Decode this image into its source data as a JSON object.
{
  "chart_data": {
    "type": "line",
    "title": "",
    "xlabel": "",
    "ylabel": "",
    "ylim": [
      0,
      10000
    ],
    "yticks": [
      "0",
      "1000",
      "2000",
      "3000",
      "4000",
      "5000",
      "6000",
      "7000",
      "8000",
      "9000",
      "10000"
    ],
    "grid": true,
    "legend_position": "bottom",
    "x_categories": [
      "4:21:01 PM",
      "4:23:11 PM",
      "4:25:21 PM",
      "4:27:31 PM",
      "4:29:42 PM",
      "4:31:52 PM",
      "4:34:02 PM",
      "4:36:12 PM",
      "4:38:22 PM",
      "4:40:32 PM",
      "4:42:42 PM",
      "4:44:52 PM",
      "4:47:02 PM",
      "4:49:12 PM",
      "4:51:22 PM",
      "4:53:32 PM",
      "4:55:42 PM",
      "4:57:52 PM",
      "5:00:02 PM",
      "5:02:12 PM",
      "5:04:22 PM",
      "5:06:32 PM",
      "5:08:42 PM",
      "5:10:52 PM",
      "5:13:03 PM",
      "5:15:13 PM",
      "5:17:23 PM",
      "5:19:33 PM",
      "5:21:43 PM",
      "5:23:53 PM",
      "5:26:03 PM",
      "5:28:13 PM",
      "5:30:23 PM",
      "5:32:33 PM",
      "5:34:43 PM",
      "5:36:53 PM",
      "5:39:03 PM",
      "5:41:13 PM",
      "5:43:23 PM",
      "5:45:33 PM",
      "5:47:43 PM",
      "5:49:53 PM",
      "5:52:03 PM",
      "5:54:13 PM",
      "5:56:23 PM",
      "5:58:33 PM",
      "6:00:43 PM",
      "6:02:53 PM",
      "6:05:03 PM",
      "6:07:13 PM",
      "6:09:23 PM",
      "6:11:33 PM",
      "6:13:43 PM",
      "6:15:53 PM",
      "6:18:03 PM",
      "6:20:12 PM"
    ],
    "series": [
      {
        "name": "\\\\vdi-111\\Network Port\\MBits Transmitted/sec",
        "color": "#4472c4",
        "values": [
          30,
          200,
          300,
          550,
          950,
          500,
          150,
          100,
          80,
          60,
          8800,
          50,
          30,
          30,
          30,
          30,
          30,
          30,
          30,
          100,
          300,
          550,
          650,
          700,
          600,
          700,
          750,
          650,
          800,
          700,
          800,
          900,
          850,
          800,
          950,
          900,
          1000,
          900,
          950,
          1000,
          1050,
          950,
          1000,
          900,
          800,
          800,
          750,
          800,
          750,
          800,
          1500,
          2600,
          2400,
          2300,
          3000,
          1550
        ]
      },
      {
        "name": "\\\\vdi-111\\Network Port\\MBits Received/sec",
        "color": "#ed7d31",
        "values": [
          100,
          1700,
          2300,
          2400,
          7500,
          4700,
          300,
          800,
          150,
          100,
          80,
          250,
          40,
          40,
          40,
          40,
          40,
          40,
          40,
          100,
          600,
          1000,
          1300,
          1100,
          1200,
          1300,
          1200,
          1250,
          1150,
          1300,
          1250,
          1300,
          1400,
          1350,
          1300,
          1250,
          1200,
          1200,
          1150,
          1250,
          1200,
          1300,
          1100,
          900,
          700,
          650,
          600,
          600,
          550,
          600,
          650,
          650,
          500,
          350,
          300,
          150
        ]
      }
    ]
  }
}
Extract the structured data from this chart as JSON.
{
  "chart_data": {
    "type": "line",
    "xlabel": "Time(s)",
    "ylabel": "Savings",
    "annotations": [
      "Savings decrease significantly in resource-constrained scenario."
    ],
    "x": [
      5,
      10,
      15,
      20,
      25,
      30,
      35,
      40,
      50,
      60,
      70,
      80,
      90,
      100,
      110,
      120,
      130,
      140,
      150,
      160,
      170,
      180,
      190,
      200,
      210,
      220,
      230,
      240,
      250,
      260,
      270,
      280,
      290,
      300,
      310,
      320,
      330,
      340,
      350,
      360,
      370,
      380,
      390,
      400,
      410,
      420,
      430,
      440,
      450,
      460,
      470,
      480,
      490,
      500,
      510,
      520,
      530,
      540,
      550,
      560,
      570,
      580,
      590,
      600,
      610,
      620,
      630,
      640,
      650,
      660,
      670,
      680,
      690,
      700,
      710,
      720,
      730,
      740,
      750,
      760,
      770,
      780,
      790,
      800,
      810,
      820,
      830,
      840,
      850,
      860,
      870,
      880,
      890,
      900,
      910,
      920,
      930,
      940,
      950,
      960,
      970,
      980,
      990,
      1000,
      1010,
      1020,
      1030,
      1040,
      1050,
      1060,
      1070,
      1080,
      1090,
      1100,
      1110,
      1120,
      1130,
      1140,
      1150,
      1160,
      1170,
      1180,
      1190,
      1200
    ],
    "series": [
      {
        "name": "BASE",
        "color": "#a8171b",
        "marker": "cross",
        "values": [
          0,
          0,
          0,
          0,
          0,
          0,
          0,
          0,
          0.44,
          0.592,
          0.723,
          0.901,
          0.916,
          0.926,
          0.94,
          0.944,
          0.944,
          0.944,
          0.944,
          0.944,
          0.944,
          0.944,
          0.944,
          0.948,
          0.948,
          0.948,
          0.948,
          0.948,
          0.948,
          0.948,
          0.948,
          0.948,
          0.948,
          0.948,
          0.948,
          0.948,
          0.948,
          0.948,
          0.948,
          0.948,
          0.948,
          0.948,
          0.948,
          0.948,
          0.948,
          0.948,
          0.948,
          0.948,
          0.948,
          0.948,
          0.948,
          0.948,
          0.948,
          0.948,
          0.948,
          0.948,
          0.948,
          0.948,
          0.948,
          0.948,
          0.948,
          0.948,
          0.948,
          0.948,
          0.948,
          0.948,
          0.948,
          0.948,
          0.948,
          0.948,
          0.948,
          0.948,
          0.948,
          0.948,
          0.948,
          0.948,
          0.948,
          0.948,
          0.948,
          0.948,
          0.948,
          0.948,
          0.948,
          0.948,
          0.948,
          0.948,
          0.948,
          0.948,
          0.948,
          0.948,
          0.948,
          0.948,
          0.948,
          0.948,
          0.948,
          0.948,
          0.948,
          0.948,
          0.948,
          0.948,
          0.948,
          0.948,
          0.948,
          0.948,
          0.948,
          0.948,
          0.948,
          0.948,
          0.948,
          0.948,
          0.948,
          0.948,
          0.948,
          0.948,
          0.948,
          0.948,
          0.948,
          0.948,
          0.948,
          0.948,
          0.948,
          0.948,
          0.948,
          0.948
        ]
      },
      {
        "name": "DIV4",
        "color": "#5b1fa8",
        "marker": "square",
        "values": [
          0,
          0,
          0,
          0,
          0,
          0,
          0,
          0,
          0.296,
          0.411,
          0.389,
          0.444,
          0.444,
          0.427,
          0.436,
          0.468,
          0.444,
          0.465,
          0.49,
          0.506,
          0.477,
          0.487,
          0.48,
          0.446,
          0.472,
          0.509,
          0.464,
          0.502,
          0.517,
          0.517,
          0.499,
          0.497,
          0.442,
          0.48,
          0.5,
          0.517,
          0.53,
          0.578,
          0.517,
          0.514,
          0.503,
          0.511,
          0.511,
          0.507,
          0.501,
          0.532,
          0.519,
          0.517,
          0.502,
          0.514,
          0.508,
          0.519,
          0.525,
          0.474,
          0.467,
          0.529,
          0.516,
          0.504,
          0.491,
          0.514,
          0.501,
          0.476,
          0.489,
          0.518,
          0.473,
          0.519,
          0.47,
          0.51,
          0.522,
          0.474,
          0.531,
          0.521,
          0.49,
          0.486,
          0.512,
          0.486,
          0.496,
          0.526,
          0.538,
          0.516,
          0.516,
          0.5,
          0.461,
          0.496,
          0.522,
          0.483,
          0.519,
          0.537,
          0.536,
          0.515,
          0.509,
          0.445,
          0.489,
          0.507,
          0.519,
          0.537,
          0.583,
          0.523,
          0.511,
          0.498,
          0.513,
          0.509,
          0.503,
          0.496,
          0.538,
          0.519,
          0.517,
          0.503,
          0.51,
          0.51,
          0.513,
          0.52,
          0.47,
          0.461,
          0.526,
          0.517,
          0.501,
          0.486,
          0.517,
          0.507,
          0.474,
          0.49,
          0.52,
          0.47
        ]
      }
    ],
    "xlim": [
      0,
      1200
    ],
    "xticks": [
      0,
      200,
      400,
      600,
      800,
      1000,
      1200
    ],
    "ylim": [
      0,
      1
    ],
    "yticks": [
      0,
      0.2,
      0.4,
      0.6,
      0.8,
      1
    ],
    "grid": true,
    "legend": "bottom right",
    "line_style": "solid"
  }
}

◆ **Exercise goal**:
What is the number of lines in the records above that include the word "MBits"? Reply with that number and nothing more.

◆ **Answer to this exercise**:
2